## DO THIS
Reproduce every one of the rows below word for word and in the same order, but leave the pictures out.

## INPUT
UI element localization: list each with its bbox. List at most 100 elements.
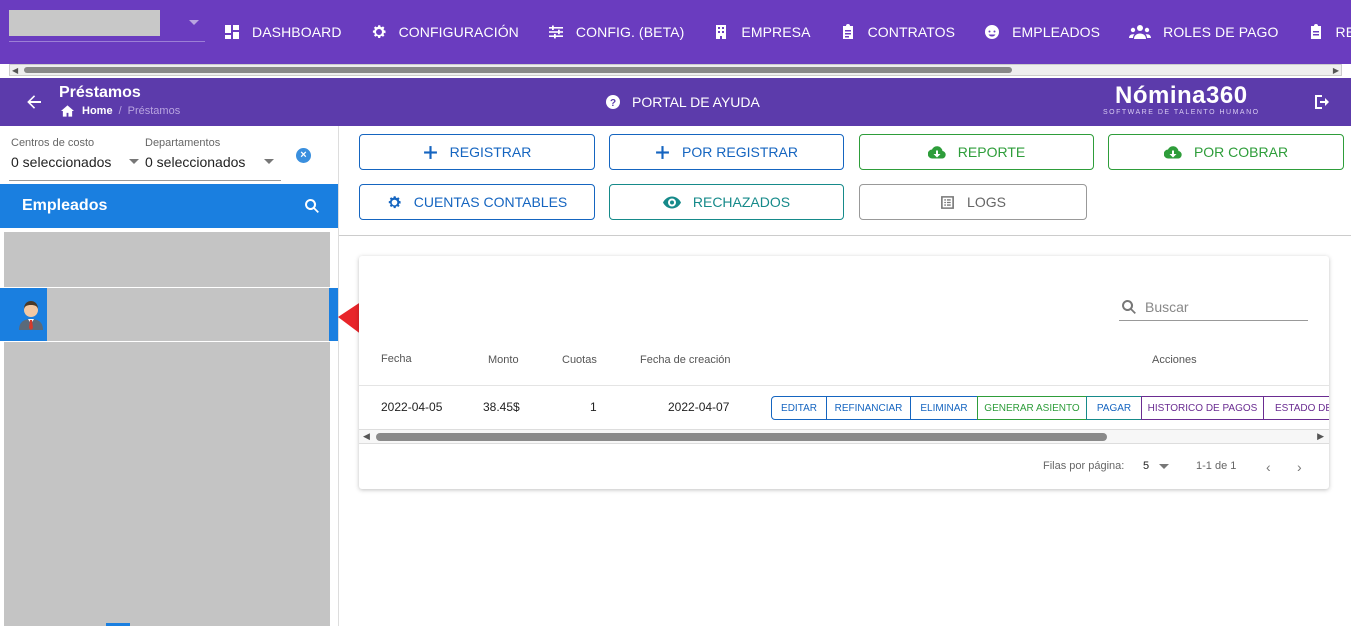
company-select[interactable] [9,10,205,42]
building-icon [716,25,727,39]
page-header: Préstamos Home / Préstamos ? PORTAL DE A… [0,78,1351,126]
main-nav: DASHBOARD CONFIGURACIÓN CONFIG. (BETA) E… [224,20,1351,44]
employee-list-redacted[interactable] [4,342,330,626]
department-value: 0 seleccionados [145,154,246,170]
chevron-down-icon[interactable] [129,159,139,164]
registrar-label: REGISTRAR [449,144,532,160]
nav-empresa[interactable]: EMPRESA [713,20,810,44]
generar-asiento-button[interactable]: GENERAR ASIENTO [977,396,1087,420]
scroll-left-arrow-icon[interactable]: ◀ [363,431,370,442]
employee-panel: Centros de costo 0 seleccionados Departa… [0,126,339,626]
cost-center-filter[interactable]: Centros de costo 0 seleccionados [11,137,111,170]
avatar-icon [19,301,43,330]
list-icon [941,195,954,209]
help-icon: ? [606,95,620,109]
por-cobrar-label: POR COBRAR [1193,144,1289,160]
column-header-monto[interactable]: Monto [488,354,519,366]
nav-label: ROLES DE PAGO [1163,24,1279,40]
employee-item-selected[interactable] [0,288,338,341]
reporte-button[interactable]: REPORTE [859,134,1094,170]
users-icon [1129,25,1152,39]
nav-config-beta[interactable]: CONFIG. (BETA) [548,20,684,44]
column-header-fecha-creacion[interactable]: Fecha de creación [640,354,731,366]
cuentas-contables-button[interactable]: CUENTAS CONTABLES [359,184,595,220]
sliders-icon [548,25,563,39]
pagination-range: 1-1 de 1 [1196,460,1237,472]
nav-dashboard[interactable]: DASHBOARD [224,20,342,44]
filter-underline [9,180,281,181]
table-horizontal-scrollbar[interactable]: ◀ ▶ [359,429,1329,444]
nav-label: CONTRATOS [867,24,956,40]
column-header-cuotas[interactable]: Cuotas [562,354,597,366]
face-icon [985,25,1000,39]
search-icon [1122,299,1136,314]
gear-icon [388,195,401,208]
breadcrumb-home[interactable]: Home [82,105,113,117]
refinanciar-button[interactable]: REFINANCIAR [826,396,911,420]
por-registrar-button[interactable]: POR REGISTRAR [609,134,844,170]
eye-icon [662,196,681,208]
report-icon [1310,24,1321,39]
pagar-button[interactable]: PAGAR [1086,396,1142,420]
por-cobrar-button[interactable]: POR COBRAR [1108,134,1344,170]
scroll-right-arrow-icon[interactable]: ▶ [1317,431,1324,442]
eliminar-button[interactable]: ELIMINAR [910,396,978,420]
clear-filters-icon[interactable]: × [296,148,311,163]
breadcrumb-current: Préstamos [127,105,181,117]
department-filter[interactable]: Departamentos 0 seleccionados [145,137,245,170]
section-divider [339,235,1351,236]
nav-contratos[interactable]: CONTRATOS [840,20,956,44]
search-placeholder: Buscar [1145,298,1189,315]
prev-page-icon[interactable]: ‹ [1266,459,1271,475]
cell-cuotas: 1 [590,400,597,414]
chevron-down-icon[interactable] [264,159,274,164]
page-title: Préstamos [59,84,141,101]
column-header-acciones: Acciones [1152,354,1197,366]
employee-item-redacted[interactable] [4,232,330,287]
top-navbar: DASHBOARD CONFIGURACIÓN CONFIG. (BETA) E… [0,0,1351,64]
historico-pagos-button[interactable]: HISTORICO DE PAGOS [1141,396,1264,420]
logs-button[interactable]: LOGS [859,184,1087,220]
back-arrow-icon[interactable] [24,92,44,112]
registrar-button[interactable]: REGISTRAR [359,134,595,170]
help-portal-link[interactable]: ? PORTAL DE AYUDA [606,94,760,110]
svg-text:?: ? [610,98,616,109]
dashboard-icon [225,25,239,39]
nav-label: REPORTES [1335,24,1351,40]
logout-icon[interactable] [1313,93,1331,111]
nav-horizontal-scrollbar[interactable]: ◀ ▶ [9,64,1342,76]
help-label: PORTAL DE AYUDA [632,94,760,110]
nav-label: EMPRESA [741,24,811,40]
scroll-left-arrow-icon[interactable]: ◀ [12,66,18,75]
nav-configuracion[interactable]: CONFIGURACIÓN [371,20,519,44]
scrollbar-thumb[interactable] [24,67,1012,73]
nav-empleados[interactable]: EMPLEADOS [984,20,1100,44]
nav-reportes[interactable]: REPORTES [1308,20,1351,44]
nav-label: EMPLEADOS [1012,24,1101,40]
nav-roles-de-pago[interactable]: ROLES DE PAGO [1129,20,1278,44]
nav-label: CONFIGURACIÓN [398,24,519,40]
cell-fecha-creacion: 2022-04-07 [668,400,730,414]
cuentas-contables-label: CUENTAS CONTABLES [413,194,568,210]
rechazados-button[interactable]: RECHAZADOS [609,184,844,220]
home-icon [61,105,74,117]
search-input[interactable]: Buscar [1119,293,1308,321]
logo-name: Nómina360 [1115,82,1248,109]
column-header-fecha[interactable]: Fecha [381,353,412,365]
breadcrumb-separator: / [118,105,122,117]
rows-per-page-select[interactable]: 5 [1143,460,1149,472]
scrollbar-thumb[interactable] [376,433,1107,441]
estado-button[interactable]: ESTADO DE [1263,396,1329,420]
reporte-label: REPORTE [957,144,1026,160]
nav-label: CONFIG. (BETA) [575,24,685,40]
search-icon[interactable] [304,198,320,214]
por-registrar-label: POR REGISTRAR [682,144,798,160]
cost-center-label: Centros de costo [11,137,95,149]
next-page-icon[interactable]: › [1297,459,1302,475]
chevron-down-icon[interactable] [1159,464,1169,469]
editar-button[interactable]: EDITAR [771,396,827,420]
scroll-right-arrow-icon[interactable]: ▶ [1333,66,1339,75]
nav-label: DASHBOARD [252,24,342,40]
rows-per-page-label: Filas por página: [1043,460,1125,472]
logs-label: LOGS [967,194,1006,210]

## TASK RESULT
UI element localization: list each with its bbox. List at most 100 elements.
company-select[interactable] [9,10,205,42]
building-icon [716,25,727,39]
page-header: Préstamos Home / Préstamos ? PORTAL DE A… [0,78,1351,126]
main-nav: DASHBOARD CONFIGURACIÓN CONFIG. (BETA) E… [224,20,1351,44]
employee-list-redacted[interactable] [4,342,330,626]
department-value: 0 seleccionados [145,154,246,170]
chevron-down-icon[interactable] [129,159,139,164]
registrar-label: REGISTRAR [449,144,532,160]
nav-empresa[interactable]: EMPRESA [713,20,810,44]
generar-asiento-button[interactable]: GENERAR ASIENTO [977,396,1087,420]
scroll-left-arrow-icon[interactable]: ◀ [363,431,370,442]
employee-panel: Centros de costo 0 seleccionados Departa… [0,126,339,626]
cost-center-filter[interactable]: Centros de costo 0 seleccionados [11,137,111,170]
avatar-icon [19,301,43,330]
list-icon [941,195,954,209]
help-icon: ? [606,95,620,109]
por-cobrar-label: POR COBRAR [1193,144,1289,160]
column-header-monto[interactable]: Monto [488,354,519,366]
nav-label: ROLES DE PAGO [1163,24,1279,40]
employee-item-selected[interactable] [0,288,338,341]
reporte-button[interactable]: REPORTE [859,134,1094,170]
users-icon [1129,25,1152,39]
nav-config-beta[interactable]: CONFIG. (BETA) [548,20,684,44]
column-header-fecha-creacion[interactable]: Fecha de creación [640,354,731,366]
cuentas-contables-button[interactable]: CUENTAS CONTABLES [359,184,595,220]
sliders-icon [548,25,563,39]
pagination-range: 1-1 de 1 [1196,460,1237,472]
nav-dashboard[interactable]: DASHBOARD [224,20,342,44]
filter-underline [9,180,281,181]
table-horizontal-scrollbar[interactable]: ◀ ▶ [359,429,1329,444]
nav-label: CONTRATOS [867,24,956,40]
column-header-cuotas[interactable]: Cuotas [562,354,597,366]
face-icon [985,25,1000,39]
search-icon [1122,299,1136,314]
gear-icon [388,195,401,208]
breadcrumb-home[interactable]: Home [82,105,113,117]
refinanciar-button[interactable]: REFINANCIAR [826,396,911,420]
por-registrar-button[interactable]: POR REGISTRAR [609,134,844,170]
eye-icon [662,196,681,208]
report-icon [1310,24,1321,39]
pagar-button[interactable]: PAGAR [1086,396,1142,420]
por-cobrar-button[interactable]: POR COBRAR [1108,134,1344,170]
scroll-right-arrow-icon[interactable]: ▶ [1317,431,1324,442]
eliminar-button[interactable]: ELIMINAR [910,396,978,420]
clear-filters-icon[interactable]: × [296,148,311,163]
breadcrumb-current: Préstamos [127,105,181,117]
department-filter[interactable]: Departamentos 0 seleccionados [145,137,245,170]
section-divider [339,235,1351,236]
nav-contratos[interactable]: CONTRATOS [840,20,956,44]
search-placeholder: Buscar [1145,298,1189,315]
prev-page-icon[interactable]: ‹ [1266,459,1271,475]
cell-cuotas: 1 [590,400,597,414]
chevron-down-icon[interactable] [264,159,274,164]
page-title: Préstamos [59,84,141,101]
column-header-acciones: Acciones [1152,354,1197,366]
employee-item-redacted[interactable] [4,232,330,287]
top-navbar: DASHBOARD CONFIGURACIÓN CONFIG. (BETA) E… [0,0,1351,64]
historico-pagos-button[interactable]: HISTORICO DE PAGOS [1141,396,1264,420]
logs-button[interactable]: LOGS [859,184,1087,220]
back-arrow-icon[interactable] [24,92,44,112]
registrar-button[interactable]: REGISTRAR [359,134,595,170]
help-portal-link[interactable]: ? PORTAL DE AYUDA [606,94,760,110]
svg-text:?: ? [610,98,616,109]
dashboard-icon [225,25,239,39]
nav-label: REPORTES [1335,24,1351,40]
logout-icon[interactable] [1313,93,1331,111]
nav-horizontal-scrollbar[interactable]: ◀ ▶ [9,64,1342,76]
help-label: PORTAL DE AYUDA [632,94,760,110]
nav-label: EMPRESA [741,24,811,40]
scroll-left-arrow-icon[interactable]: ◀ [12,66,18,75]
nav-configuracion[interactable]: CONFIGURACIÓN [371,20,519,44]
scrollbar-thumb[interactable] [24,67,1012,73]
nav-empleados[interactable]: EMPLEADOS [984,20,1100,44]
nav-reportes[interactable]: REPORTES [1308,20,1351,44]
nav-label: EMPLEADOS [1012,24,1101,40]
nav-roles-de-pago[interactable]: ROLES DE PAGO [1129,20,1278,44]
nav-label: CONFIGURACIÓN [398,24,519,40]
cell-fecha-creacion: 2022-04-07 [668,400,730,414]
cuentas-contables-label: CUENTAS CONTABLES [413,194,568,210]
rechazados-button[interactable]: RECHAZADOS [609,184,844,220]
home-icon [61,105,74,117]
search-input[interactable]: Buscar [1119,293,1308,321]
logo-name: Nómina360 [1115,82,1248,109]
column-header-fecha[interactable]: Fecha [381,353,412,365]
breadcrumb-separator: / [118,105,122,117]
rows-per-page-select[interactable]: 5 [1143,460,1149,472]
scrollbar-thumb[interactable] [376,433,1107,441]
estado-button[interactable]: ESTADO DE [1263,396,1329,420]
reporte-label: REPORTE [957,144,1026,160]
nav-label: CONFIG. (BETA) [575,24,685,40]
search-icon[interactable] [304,198,320,214]
por-registrar-label: POR REGISTRAR [682,144,798,160]
cost-center-label: Centros de costo [11,137,95,149]
next-page-icon[interactable]: › [1297,459,1302,475]
chevron-down-icon[interactable] [1159,464,1169,469]
editar-button[interactable]: EDITAR [771,396,827,420]
scroll-right-arrow-icon[interactable]: ▶ [1333,66,1339,75]
nav-label: DASHBOARD [252,24,342,40]
rows-per-page-label: Filas por página: [1043,460,1125,472]
logs-label: LOGS [967,194,1006,210]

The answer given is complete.